■ TASK TO CARRY OUT
Retype the material below. Keep every word exactly as it is.

■ RECORDS PROVIDED
## Begin

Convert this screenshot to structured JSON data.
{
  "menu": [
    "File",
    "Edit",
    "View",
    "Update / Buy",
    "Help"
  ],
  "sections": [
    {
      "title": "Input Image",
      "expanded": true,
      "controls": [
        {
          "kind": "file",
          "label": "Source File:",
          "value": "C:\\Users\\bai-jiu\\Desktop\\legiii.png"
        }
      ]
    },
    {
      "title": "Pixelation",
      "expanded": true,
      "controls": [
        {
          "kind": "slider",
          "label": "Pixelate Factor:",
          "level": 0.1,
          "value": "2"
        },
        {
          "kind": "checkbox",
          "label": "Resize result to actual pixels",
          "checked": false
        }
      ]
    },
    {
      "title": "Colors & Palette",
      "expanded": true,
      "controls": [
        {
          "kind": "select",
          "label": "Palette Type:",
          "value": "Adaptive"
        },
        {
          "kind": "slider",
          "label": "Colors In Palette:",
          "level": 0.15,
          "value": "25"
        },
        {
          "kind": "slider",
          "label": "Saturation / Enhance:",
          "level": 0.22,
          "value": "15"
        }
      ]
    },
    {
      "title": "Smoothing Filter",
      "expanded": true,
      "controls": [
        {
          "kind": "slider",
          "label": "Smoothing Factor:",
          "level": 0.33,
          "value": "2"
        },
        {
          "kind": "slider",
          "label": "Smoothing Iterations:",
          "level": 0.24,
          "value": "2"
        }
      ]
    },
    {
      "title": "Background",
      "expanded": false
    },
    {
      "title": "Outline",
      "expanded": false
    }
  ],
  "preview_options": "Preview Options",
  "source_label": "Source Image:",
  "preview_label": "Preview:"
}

## End

■ COMPLETE RESPONSE
Convert this screenshot to structured JSON data.
{
  "menu": [
    "File",
    "Edit",
    "View",
    "Update / Buy",
    "Help"
  ],
  "sections": [
    {
      "title": "Input Image",
      "expanded": true,
      "controls": [
        {
          "kind": "file",
          "label": "Source File:",
          "value": "C:\\Users\\bai-jiu\\Desktop\\legiii.png"
        }
      ]
    },
    {
      "title": "Pixelation",
      "expanded": true,
      "controls": [
        {
          "kind": "slider",
          "label": "Pixelate Factor:",
          "level": 0.1,
          "value": "2"
        },
        {
          "kind": "checkbox",
          "label": "Resize result to actual pixels",
          "checked": false
        }
      ]
    },
    {
      "title": "Colors & Palette",
      "expanded": true,
      "controls": [
        {
          "kind": "select",
          "label": "Palette Type:",
          "value": "Adaptive"
        },
        {
          "kind": "slider",
          "label": "Colors In Palette:",
          "level": 0.15,
          "value": "25"
        },
        {
          "kind": "slider",
          "label": "Saturation / Enhance:",
          "level": 0.22,
          "value": "15"
        }
      ]
    },
    {
      "title": "Smoothing Filter",
      "expanded": true,
      "controls": [
        {
          "kind": "slider",
          "label": "Smoothing Factor:",
          "level": 0.33,
          "value": "2"
        },
        {
          "kind": "slider",
          "label": "Smoothing Iterations:",
          "level": 0.24,
          "value": "2"
        }
      ]
    },
    {
      "title": "Background",
      "expanded": false
    },
    {
      "title": "Outline",
      "expanded": false
    }
  ],
  "preview_options": "Preview Options",
  "source_label": "Source Image:",
  "preview_label": "Preview:"
}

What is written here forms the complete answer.